_OBJECTIVE_: Reproduce all the entries precisely.

_ROWS_:
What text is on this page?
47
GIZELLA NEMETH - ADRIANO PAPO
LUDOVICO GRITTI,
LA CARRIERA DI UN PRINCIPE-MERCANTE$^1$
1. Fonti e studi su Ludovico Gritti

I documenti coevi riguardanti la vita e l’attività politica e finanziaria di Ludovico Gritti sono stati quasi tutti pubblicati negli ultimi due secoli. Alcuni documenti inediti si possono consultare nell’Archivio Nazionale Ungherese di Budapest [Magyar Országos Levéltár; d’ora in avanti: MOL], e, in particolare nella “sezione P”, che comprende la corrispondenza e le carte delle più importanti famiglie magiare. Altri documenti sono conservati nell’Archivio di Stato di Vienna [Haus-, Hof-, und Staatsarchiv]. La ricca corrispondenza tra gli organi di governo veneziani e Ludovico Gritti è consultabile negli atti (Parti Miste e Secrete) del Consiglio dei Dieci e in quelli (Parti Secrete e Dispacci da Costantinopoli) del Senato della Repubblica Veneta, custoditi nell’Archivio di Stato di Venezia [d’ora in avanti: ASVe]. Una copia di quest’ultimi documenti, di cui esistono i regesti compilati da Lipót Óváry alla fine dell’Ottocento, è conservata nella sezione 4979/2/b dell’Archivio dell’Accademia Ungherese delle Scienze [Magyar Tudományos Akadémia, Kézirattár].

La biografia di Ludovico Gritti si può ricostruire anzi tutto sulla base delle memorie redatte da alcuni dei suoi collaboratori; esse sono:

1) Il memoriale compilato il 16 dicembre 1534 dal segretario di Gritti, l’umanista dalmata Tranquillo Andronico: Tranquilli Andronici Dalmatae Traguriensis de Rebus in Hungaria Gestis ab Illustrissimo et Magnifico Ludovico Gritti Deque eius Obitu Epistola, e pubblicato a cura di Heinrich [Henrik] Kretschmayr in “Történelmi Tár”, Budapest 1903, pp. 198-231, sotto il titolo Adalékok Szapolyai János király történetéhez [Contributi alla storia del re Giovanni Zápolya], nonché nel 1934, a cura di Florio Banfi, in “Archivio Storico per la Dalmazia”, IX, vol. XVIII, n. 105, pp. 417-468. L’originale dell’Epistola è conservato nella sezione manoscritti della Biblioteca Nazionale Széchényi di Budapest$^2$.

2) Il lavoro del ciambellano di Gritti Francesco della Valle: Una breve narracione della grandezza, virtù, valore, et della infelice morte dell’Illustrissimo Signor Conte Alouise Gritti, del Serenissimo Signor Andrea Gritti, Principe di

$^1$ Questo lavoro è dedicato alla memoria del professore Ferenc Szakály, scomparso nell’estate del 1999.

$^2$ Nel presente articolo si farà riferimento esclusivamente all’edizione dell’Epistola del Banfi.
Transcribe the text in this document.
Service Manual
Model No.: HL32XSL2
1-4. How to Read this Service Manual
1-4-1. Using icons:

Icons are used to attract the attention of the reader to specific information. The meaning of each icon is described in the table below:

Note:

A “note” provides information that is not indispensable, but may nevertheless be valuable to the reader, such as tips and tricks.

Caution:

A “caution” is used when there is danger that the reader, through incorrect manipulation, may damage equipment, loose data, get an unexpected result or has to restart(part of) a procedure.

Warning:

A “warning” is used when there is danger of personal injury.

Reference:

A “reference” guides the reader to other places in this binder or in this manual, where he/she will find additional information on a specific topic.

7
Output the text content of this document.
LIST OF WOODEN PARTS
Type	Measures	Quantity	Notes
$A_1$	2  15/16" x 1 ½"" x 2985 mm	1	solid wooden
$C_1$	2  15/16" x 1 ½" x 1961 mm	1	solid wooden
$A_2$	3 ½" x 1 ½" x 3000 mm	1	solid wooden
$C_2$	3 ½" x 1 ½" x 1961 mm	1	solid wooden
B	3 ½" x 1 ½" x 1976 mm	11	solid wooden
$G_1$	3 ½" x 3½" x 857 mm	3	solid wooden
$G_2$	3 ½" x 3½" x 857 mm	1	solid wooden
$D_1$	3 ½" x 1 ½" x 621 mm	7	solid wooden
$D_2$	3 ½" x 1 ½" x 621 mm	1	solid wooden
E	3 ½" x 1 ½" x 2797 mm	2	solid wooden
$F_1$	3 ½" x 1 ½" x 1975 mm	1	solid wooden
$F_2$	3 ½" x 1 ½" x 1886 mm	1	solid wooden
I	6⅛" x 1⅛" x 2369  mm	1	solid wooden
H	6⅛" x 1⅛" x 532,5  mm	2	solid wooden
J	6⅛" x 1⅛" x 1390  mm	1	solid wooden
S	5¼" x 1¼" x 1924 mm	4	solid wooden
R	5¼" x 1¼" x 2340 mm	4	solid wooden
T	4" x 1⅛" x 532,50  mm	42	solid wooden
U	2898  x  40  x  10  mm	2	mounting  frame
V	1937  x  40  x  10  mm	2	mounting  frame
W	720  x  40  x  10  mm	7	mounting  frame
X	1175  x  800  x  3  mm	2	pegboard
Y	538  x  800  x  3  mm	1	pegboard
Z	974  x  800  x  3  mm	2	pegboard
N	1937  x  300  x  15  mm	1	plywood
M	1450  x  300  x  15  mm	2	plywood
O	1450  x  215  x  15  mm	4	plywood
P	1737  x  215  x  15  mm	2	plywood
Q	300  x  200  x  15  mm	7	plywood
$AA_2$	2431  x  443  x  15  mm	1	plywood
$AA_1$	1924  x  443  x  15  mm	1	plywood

_RESPONSE BELOW_:
What text is on this page?
47
GIZELLA NEMETH - ADRIANO PAPO
LUDOVICO GRITTI,
LA CARRIERA DI UN PRINCIPE-MERCANTE$^1$
1. Fonti e studi su Ludovico Gritti

I documenti coevi riguardanti la vita e l’attività politica e finanziaria di Ludovico Gritti sono stati quasi tutti pubblicati negli ultimi due secoli. Alcuni documenti inediti si possono consultare nell’Archivio Nazionale Ungherese di Budapest [Magyar Országos Levéltár; d’ora in avanti: MOL], e, in particolare nella “sezione P”, che comprende la corrispondenza e le carte delle più importanti famiglie magiare. Altri documenti sono conservati nell’Archivio di Stato di Vienna [Haus-, Hof-, und Staatsarchiv]. La ricca corrispondenza tra gli organi di governo veneziani e Ludovico Gritti è consultabile negli atti (Parti Miste e Secrete) del Consiglio dei Dieci e in quelli (Parti Secrete e Dispacci da Costantinopoli) del Senato della Repubblica Veneta, custoditi nell’Archivio di Stato di Venezia [d’ora in avanti: ASVe]. Una copia di quest’ultimi documenti, di cui esistono i regesti compilati da Lipót Óváry alla fine dell’Ottocento, è conservata nella sezione 4979/2/b dell’Archivio dell’Accademia Ungherese delle Scienze [Magyar Tudományos Akadémia, Kézirattár].

La biografia di Ludovico Gritti si può ricostruire anzi tutto sulla base delle memorie redatte da alcuni dei suoi collaboratori; esse sono:

1) Il memoriale compilato il 16 dicembre 1534 dal segretario di Gritti, l’umanista dalmata Tranquillo Andronico: Tranquilli Andronici Dalmatae Traguriensis de Rebus in Hungaria Gestis ab Illustrissimo et Magnifico Ludovico Gritti Deque eius Obitu Epistola, e pubblicato a cura di Heinrich [Henrik] Kretschmayr in “Történelmi Tár”, Budapest 1903, pp. 198-231, sotto il titolo Adalékok Szapolyai János király történetéhez [Contributi alla storia del re Giovanni Zápolya], nonché nel 1934, a cura di Florio Banfi, in “Archivio Storico per la Dalmazia”, IX, vol. XVIII, n. 105, pp. 417-468. L’originale dell’Epistola è conservato nella sezione manoscritti della Biblioteca Nazionale Széchényi di Budapest$^2$.

2) Il lavoro del ciambellano di Gritti Francesco della Valle: Una breve narracione della grandezza, virtù, valore, et della infelice morte dell’Illustrissimo Signor Conte Alouise Gritti, del Serenissimo Signor Andrea Gritti, Principe di

$^1$ Questo lavoro è dedicato alla memoria del professore Ferenc Szakály, scomparso nell’estate del 1999.

$^2$ Nel presente articolo si farà riferimento esclusivamente all’edizione dell’Epistola del Banfi.
Transcribe the text in this document.
Service Manual
Model No.: HL32XSL2
1-4. How to Read this Service Manual
1-4-1. Using icons:

Icons are used to attract the attention of the reader to specific information. The meaning of each icon is described in the table below:

Note:

A “note” provides information that is not indispensable, but may nevertheless be valuable to the reader, such as tips and tricks.

Caution:

A “caution” is used when there is danger that the reader, through incorrect manipulation, may damage equipment, loose data, get an unexpected result or has to restart(part of) a procedure.

Warning:

A “warning” is used when there is danger of personal injury.

Reference:

A “reference” guides the reader to other places in this binder or in this manual, where he/she will find additional information on a specific topic.

7
Output the text content of this document.
LIST OF WOODEN PARTS
Type	Measures	Quantity	Notes
$A_1$	2  15/16" x 1 ½"" x 2985 mm	1	solid wooden
$C_1$	2  15/16" x 1 ½" x 1961 mm	1	solid wooden
$A_2$	3 ½" x 1 ½" x 3000 mm	1	solid wooden
$C_2$	3 ½" x 1 ½" x 1961 mm	1	solid wooden
B	3 ½" x 1 ½" x 1976 mm	11	solid wooden
$G_1$	3 ½" x 3½" x 857 mm	3	solid wooden
$G_2$	3 ½" x 3½" x 857 mm	1	solid wooden
$D_1$	3 ½" x 1 ½" x 621 mm	7	solid wooden
$D_2$	3 ½" x 1 ½" x 621 mm	1	solid wooden
E	3 ½" x 1 ½" x 2797 mm	2	solid wooden
$F_1$	3 ½" x 1 ½" x 1975 mm	1	solid wooden
$F_2$	3 ½" x 1 ½" x 1886 mm	1	solid wooden
I	6⅛" x 1⅛" x 2369  mm	1	solid wooden
H	6⅛" x 1⅛" x 532,5  mm	2	solid wooden
J	6⅛" x 1⅛" x 1390  mm	1	solid wooden
S	5¼" x 1¼" x 1924 mm	4	solid wooden
R	5¼" x 1¼" x 2340 mm	4	solid wooden
T	4" x 1⅛" x 532,50  mm	42	solid wooden
U	2898  x  40  x  10  mm	2	mounting  frame
V	1937  x  40  x  10  mm	2	mounting  frame
W	720  x  40  x  10  mm	7	mounting  frame
X	1175  x  800  x  3  mm	2	pegboard
Y	538  x  800  x  3  mm	1	pegboard
Z	974  x  800  x  3  mm	2	pegboard
N	1937  x  300  x  15  mm	1	plywood
M	1450  x  300  x  15  mm	2	plywood
O	1450  x  215  x  15  mm	4	plywood
P	1737  x  215  x  15  mm	2	plywood
Q	300  x  200  x  15  mm	7	plywood
$AA_2$	2431  x  443  x  15  mm	1	plywood
$AA_1$	1924  x  443  x  15  mm	1	plywood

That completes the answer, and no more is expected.